(YOUR OBJECTIVE): Transcribe all the entries word for word, but omit the images.

(DATA IN THIS EXERCISE):
** Begin **
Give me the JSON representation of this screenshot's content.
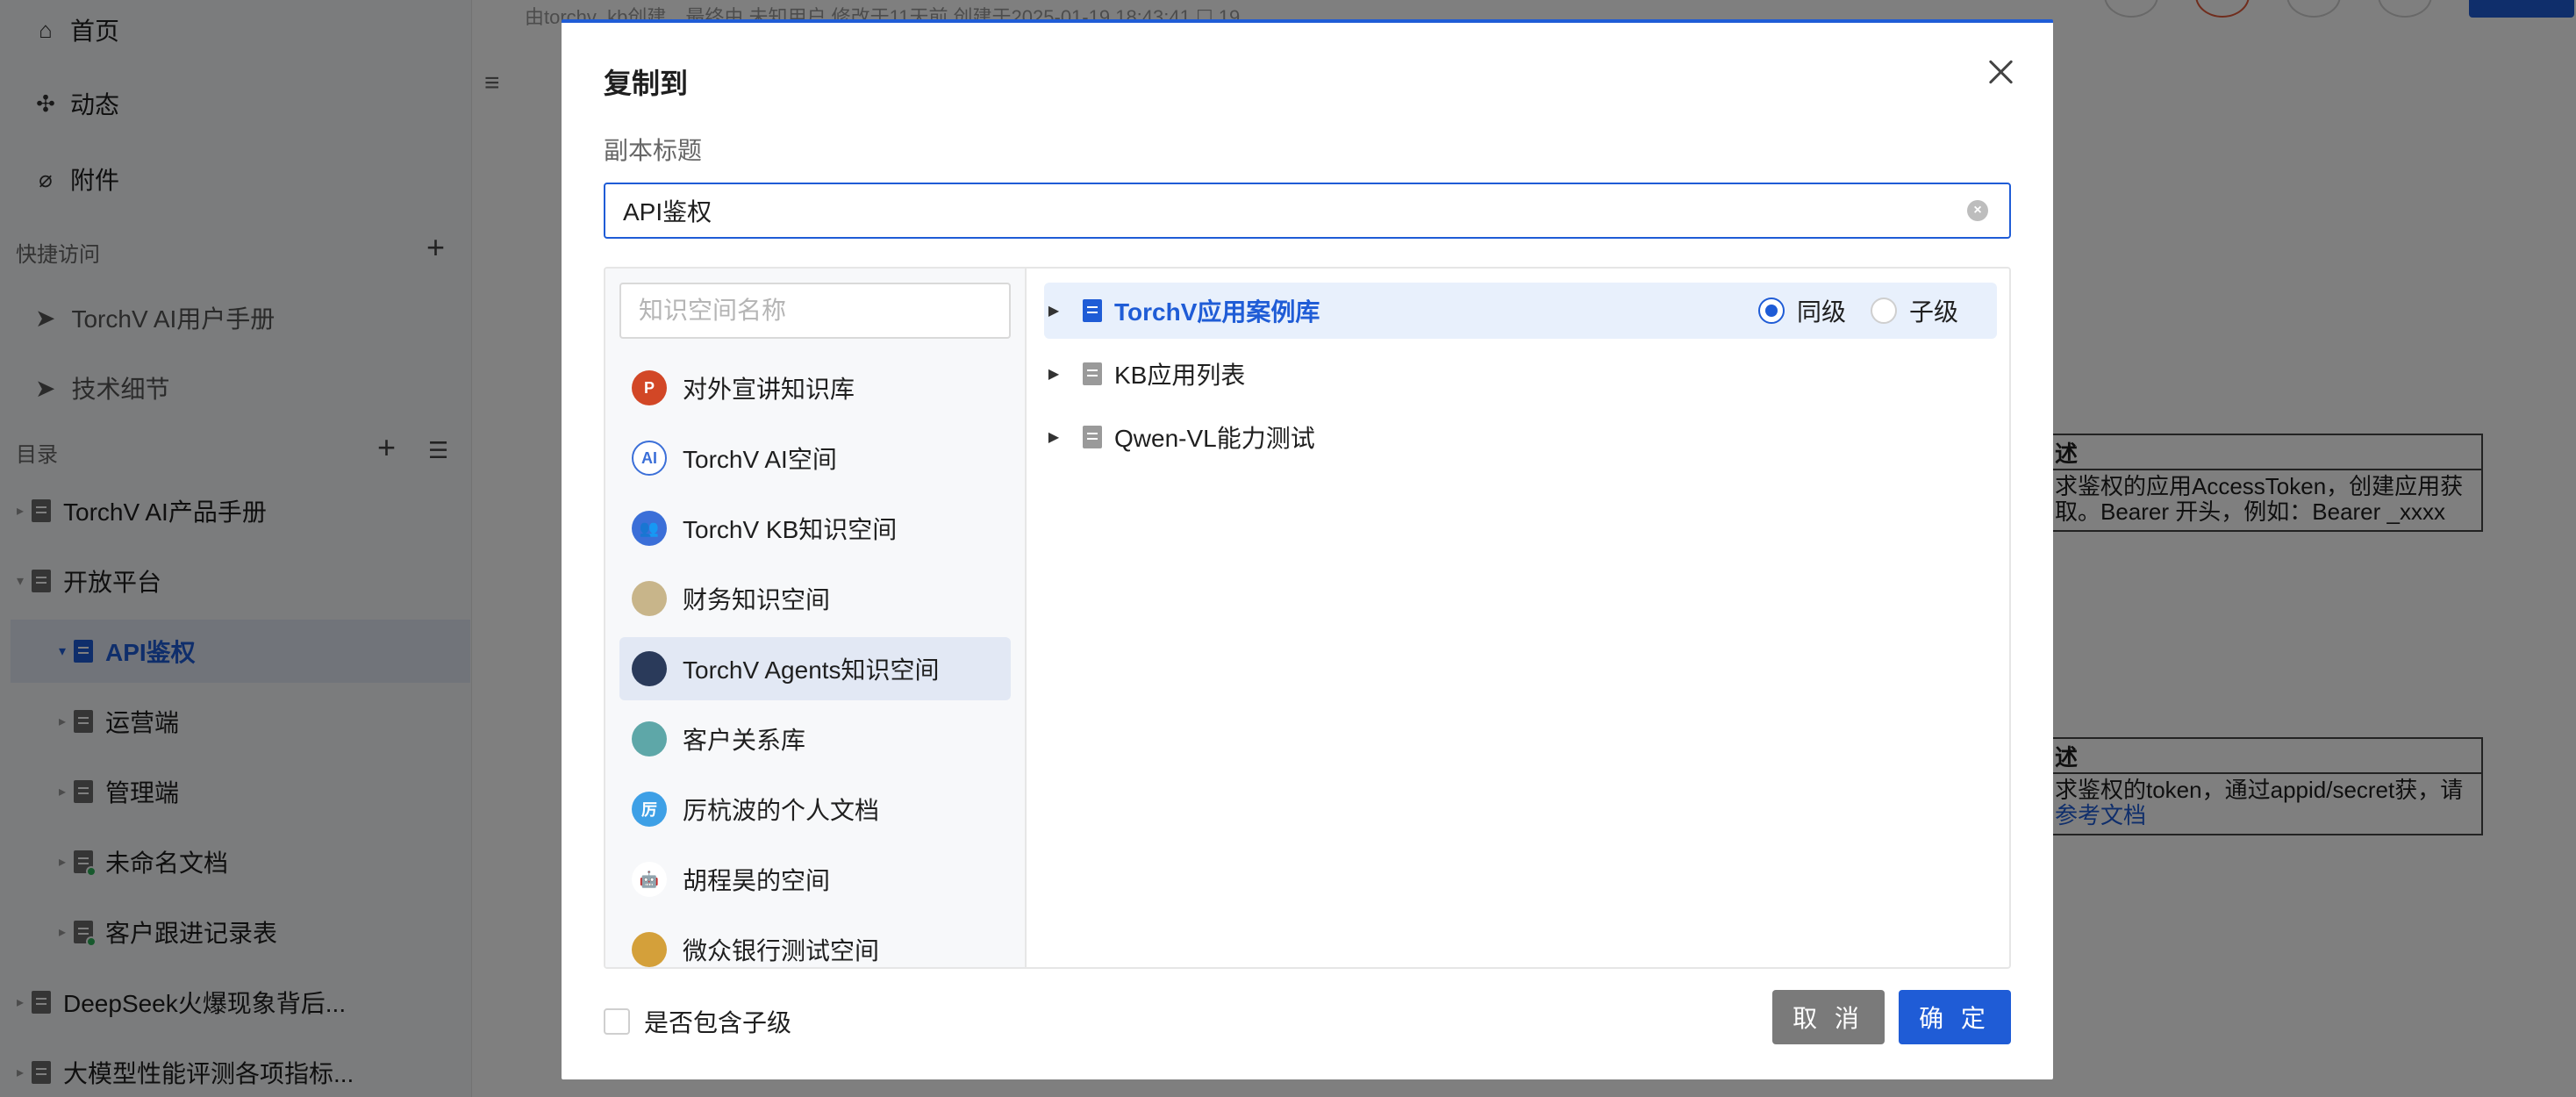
{
  "sidebar": {
    "nav": [
      {
        "label": "首页",
        "icon": "home-icon"
      },
      {
        "label": "动态",
        "icon": "activity-icon"
      },
      {
        "label": "附件",
        "icon": "paperclip-icon"
      }
    ],
    "quick_access_label": "快捷访问",
    "quick_items": [
      {
        "label": "TorchV AI用户手册",
        "icon": "send-icon"
      },
      {
        "label": "技术细节",
        "icon": "send-icon"
      }
    ],
    "toc_label": "目录",
    "tree": [
      {
        "label": "TorchV AI产品手册",
        "caret": "▸"
      },
      {
        "label": "开放平台",
        "caret": "▾"
      },
      {
        "label": "API鉴权",
        "caret": "▾"
      },
      {
        "label": "运营端",
        "caret": "▸"
      },
      {
        "label": "管理端",
        "caret": "▸"
      },
      {
        "label": "未命名文档",
        "caret": "▸"
      },
      {
        "label": "客户跟进记录表",
        "caret": "▸"
      },
      {
        "label": "DeepSeek火爆现象背后...",
        "caret": "▸"
      },
      {
        "label": "大模型性能评测各项指标...",
        "caret": "▸"
      }
    ]
  },
  "page_meta": "由torchv_kb创建，最终由 未知用户 修改于11天前 创建于2025-01-19 18:43:41 ☐ 19",
  "bg_tables": [
    {
      "header": "述",
      "body": "求鉴权的应用AccessToken，创建应用获取。Bearer 开头，例如：Bearer _xxxx"
    },
    {
      "header": "述",
      "body": "求鉴权的token，通过appid/secret获，请",
      "link": "参考文档"
    }
  ],
  "modal": {
    "title": "复制到",
    "copy_title_label": "副本标题",
    "copy_title_value": "API鉴权",
    "space_search_placeholder": "知识空间名称",
    "spaces": [
      {
        "label": "对外宣讲知识库",
        "icon": "powerpoint-icon",
        "icon_text": "P",
        "color": "#d24726"
      },
      {
        "label": "TorchV AI空间",
        "icon": "ai-icon",
        "icon_text": "AI",
        "color": "#ffffff"
      },
      {
        "label": "TorchV KB知识空间",
        "icon": "users-icon",
        "icon_text": "👥",
        "color": "#3b6fd8"
      },
      {
        "label": "财务知识空间",
        "icon": "avatar-image-icon",
        "icon_text": "",
        "color": "#c8b58a"
      },
      {
        "label": "TorchV Agents知识空间",
        "icon": "avatar-image-icon",
        "icon_text": "",
        "color": "#2a3a5a"
      },
      {
        "label": "客户关系库",
        "icon": "avatar-image-icon",
        "icon_text": "",
        "color": "#5ea7a8"
      },
      {
        "label": "厉杭波的个人文档",
        "icon": "avatar-letter-icon",
        "icon_text": "厉",
        "color": "#3ea0e6"
      },
      {
        "label": "胡程昊的空间",
        "icon": "android-icon",
        "icon_text": "🤖",
        "color": "#ffffff"
      },
      {
        "label": "微众银行测试空间",
        "icon": "avatar-image-icon",
        "icon_text": "",
        "color": "#d4a03a"
      }
    ],
    "selected_space_index": 4,
    "nodes": [
      {
        "label": "TorchV应用案例库",
        "selected": true
      },
      {
        "label": "KB应用列表",
        "selected": false
      },
      {
        "label": "Qwen-VL能力测试",
        "selected": false
      }
    ],
    "level_same": "同级",
    "level_child": "子级",
    "include_children_label": "是否包含子级",
    "cancel_label": "取 消",
    "ok_label": "确 定"
  },
  "colors": {
    "accent": "#1f5cd6",
    "overlay": "rgba(0,0,0,0.5)",
    "cancel_button": "#7a7a7a"
  }
}
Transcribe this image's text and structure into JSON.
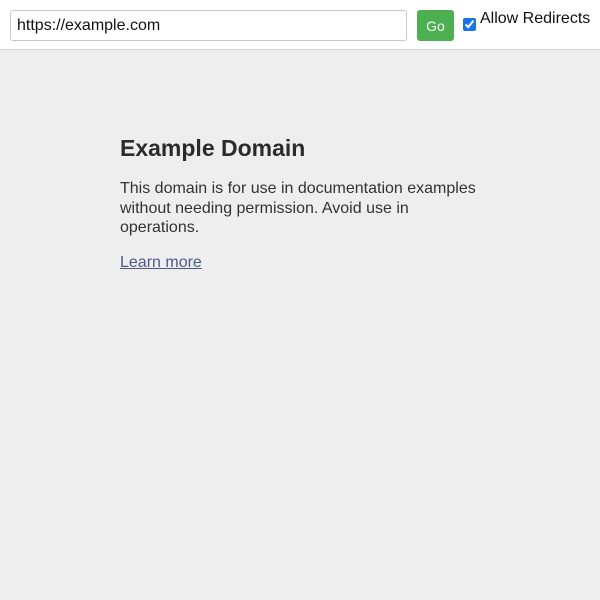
{
  "toolbar": {
    "url_value": "https://example.com",
    "go_label": "Go",
    "allow_redirects_label": "Allow Redirects",
    "allow_redirects_checked": true
  },
  "page": {
    "title": "Example Domain",
    "body_text": "This domain is for use in documentation examples without needing permission. Avoid use in operations.",
    "link_text": "Learn more"
  },
  "colors": {
    "go_button": "#4caf50",
    "checkbox_accent": "#1a73e8",
    "page_background": "#eeeeee",
    "link": "#4b5a8a"
  }
}
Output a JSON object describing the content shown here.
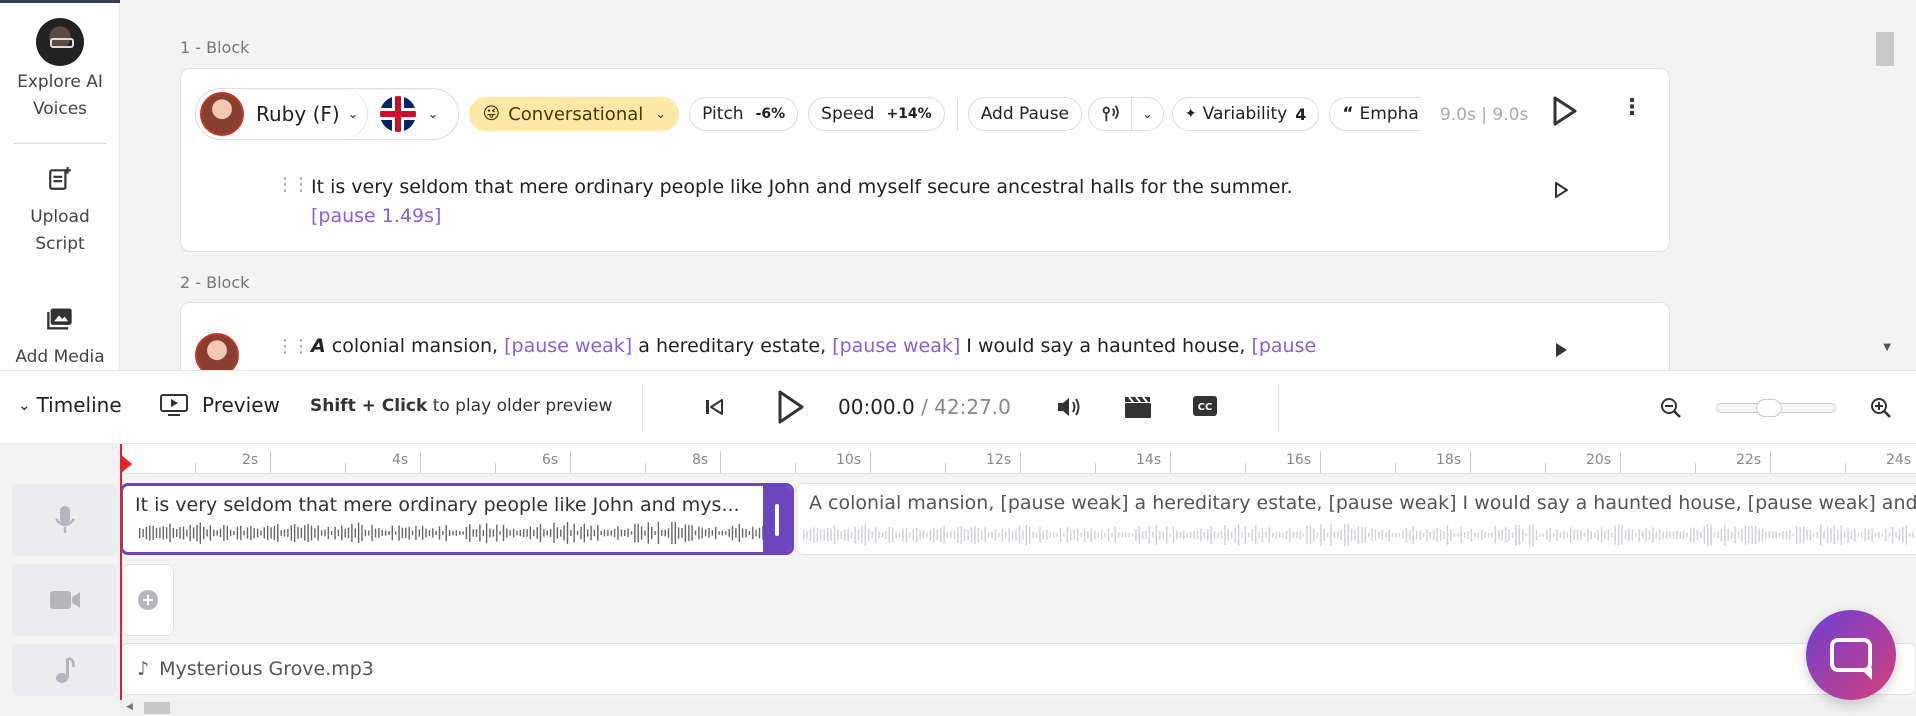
{
  "sidebar": {
    "items": [
      {
        "label": "Explore AI Voices",
        "icon": "user-avatar"
      },
      {
        "label": "Upload Script",
        "icon": "upload-script-icon"
      },
      {
        "label": "Add Media",
        "icon": "add-media-icon"
      }
    ]
  },
  "blocks": [
    {
      "label": "1 -  Block",
      "voice": "Ruby (F)",
      "style": "Conversational",
      "style_emoji": "😜",
      "pitch_label": "Pitch",
      "pitch_value": "-6%",
      "speed_label": "Speed",
      "speed_value": "+14%",
      "add_pause": "Add Pause",
      "variability_label": "Variability",
      "variability_value": "4",
      "emphasis_label": "Empha",
      "duration": "9.0s | 9.0s",
      "text": "It is very seldom that mere ordinary people like John and myself secure ancestral halls for the summer.",
      "pause": "[pause 1.49s]"
    },
    {
      "label": "2 -  Block",
      "text_em": "A",
      "text_1": " colonial mansion, ",
      "pause_1": "[pause weak]",
      "text_2": " a hereditary estate, ",
      "pause_2": "[pause weak]",
      "text_3": " I would say a haunted house, ",
      "pause_3": "[pause"
    }
  ],
  "transport": {
    "timeline_label": "Timeline",
    "preview_label": "Preview",
    "hint_bold": "Shift + Click",
    "hint_rest": " to play older preview",
    "current_time": "00:00.0",
    "total_time": " / 42:27.0"
  },
  "ruler": {
    "labels": [
      "2s",
      "4s",
      "6s",
      "8s",
      "10s",
      "12s",
      "14s",
      "16s",
      "18s",
      "20s",
      "22s",
      "24s"
    ]
  },
  "tracks": {
    "clip1_text": "It is very seldom that mere ordinary people like John and mys...",
    "clip2_text": "A colonial mansion, [pause weak] a hereditary estate, [pause weak] I would say a haunted house, [pause weak] and",
    "music_file": "Mysterious Grove.mp3"
  },
  "colors": {
    "accent": "#6b46c1",
    "pause_tag": "#8a5fd6",
    "playhead": "#e0202a",
    "style_chip": "#fde9a6"
  }
}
** End **
(ANSWER FOR THE TASK):
Give me the JSON representation of this screenshot's content.
{
  "sidebar": {
    "nav": [
      {
        "label": "首页",
        "icon": "home-icon"
      },
      {
        "label": "动态",
        "icon": "activity-icon"
      },
      {
        "label": "附件",
        "icon": "paperclip-icon"
      }
    ],
    "quick_access_label": "快捷访问",
    "quick_items": [
      {
        "label": "TorchV AI用户手册",
        "icon": "send-icon"
      },
      {
        "label": "技术细节",
        "icon": "send-icon"
      }
    ],
    "toc_label": "目录",
    "tree": [
      {
        "label": "TorchV AI产品手册",
        "caret": "▸"
      },
      {
        "label": "开放平台",
        "caret": "▾"
      },
      {
        "label": "API鉴权",
        "caret": "▾"
      },
      {
        "label": "运营端",
        "caret": "▸"
      },
      {
        "label": "管理端",
        "caret": "▸"
      },
      {
        "label": "未命名文档",
        "caret": "▸"
      },
      {
        "label": "客户跟进记录表",
        "caret": "▸"
      },
      {
        "label": "DeepSeek火爆现象背后...",
        "caret": "▸"
      },
      {
        "label": "大模型性能评测各项指标...",
        "caret": "▸"
      }
    ]
  },
  "page_meta": "由torchv_kb创建，最终由 未知用户 修改于11天前 创建于2025-01-19 18:43:41 ☐ 19",
  "bg_tables": [
    {
      "header": "述",
      "body": "求鉴权的应用AccessToken，创建应用获取。Bearer 开头，例如：Bearer _xxxx"
    },
    {
      "header": "述",
      "body": "求鉴权的token，通过appid/secret获，请",
      "link": "参考文档"
    }
  ],
  "modal": {
    "title": "复制到",
    "copy_title_label": "副本标题",
    "copy_title_value": "API鉴权",
    "space_search_placeholder": "知识空间名称",
    "spaces": [
      {
        "label": "对外宣讲知识库",
        "icon": "powerpoint-icon",
        "icon_text": "P",
        "color": "#d24726"
      },
      {
        "label": "TorchV AI空间",
        "icon": "ai-icon",
        "icon_text": "AI",
        "color": "#ffffff"
      },
      {
        "label": "TorchV KB知识空间",
        "icon": "users-icon",
        "icon_text": "👥",
        "color": "#3b6fd8"
      },
      {
        "label": "财务知识空间",
        "icon": "avatar-image-icon",
        "icon_text": "",
        "color": "#c8b58a"
      },
      {
        "label": "TorchV Agents知识空间",
        "icon": "avatar-image-icon",
        "icon_text": "",
        "color": "#2a3a5a"
      },
      {
        "label": "客户关系库",
        "icon": "avatar-image-icon",
        "icon_text": "",
        "color": "#5ea7a8"
      },
      {
        "label": "厉杭波的个人文档",
        "icon": "avatar-letter-icon",
        "icon_text": "厉",
        "color": "#3ea0e6"
      },
      {
        "label": "胡程昊的空间",
        "icon": "android-icon",
        "icon_text": "🤖",
        "color": "#ffffff"
      },
      {
        "label": "微众银行测试空间",
        "icon": "avatar-image-icon",
        "icon_text": "",
        "color": "#d4a03a"
      }
    ],
    "selected_space_index": 4,
    "nodes": [
      {
        "label": "TorchV应用案例库",
        "selected": true
      },
      {
        "label": "KB应用列表",
        "selected": false
      },
      {
        "label": "Qwen-VL能力测试",
        "selected": false
      }
    ],
    "level_same": "同级",
    "level_child": "子级",
    "include_children_label": "是否包含子级",
    "cancel_label": "取 消",
    "ok_label": "确 定"
  },
  "colors": {
    "accent": "#1f5cd6",
    "overlay": "rgba(0,0,0,0.5)",
    "cancel_button": "#7a7a7a"
  }
}
Transcribe this image's text and structure into JSON.
{
  "toolbar": {
    "url_value": "https://example.com",
    "go_label": "Go",
    "allow_redirects_label": "Allow Redirects",
    "allow_redirects_checked": true
  },
  "page": {
    "title": "Example Domain",
    "body_text": "This domain is for use in documentation examples without needing permission. Avoid use in operations.",
    "link_text": "Learn more"
  },
  "colors": {
    "go_button": "#4caf50",
    "checkbox_accent": "#1a73e8",
    "page_background": "#eeeeee",
    "link": "#4b5a8a"
  }
}
Output a JSON object describing the content shown here.
{
  "sidebar": {
    "items": [
      {
        "label": "Explore AI Voices",
        "icon": "user-avatar"
      },
      {
        "label": "Upload Script",
        "icon": "upload-script-icon"
      },
      {
        "label": "Add Media",
        "icon": "add-media-icon"
      }
    ]
  },
  "blocks": [
    {
      "label": "1 -  Block",
      "voice": "Ruby (F)",
      "style": "Conversational",
      "style_emoji": "😜",
      "pitch_label": "Pitch",
      "pitch_value": "-6%",
      "speed_label": "Speed",
      "speed_value": "+14%",
      "add_pause": "Add Pause",
      "variability_label": "Variability",
      "variability_value": "4",
      "emphasis_label": "Empha",
      "duration": "9.0s | 9.0s",
      "text": "It is very seldom that mere ordinary people like John and myself secure ancestral halls for the summer.",
      "pause": "[pause 1.49s]"
    },
    {
      "label": "2 -  Block",
      "text_em": "A",
      "text_1": " colonial mansion, ",
      "pause_1": "[pause weak]",
      "text_2": " a hereditary estate, ",
      "pause_2": "[pause weak]",
      "text_3": " I would say a haunted house, ",
      "pause_3": "[pause"
    }
  ],
  "transport": {
    "timeline_label": "Timeline",
    "preview_label": "Preview",
    "hint_bold": "Shift + Click",
    "hint_rest": " to play older preview",
    "current_time": "00:00.0",
    "total_time": " / 42:27.0"
  },
  "ruler": {
    "labels": [
      "2s",
      "4s",
      "6s",
      "8s",
      "10s",
      "12s",
      "14s",
      "16s",
      "18s",
      "20s",
      "22s",
      "24s"
    ]
  },
  "tracks": {
    "clip1_text": "It is very seldom that mere ordinary people like John and mys...",
    "clip2_text": "A colonial mansion, [pause weak] a hereditary estate, [pause weak] I would say a haunted house, [pause weak] and",
    "music_file": "Mysterious Grove.mp3"
  },
  "colors": {
    "accent": "#6b46c1",
    "pause_tag": "#8a5fd6",
    "playhead": "#e0202a",
    "style_chip": "#fde9a6"
  }
}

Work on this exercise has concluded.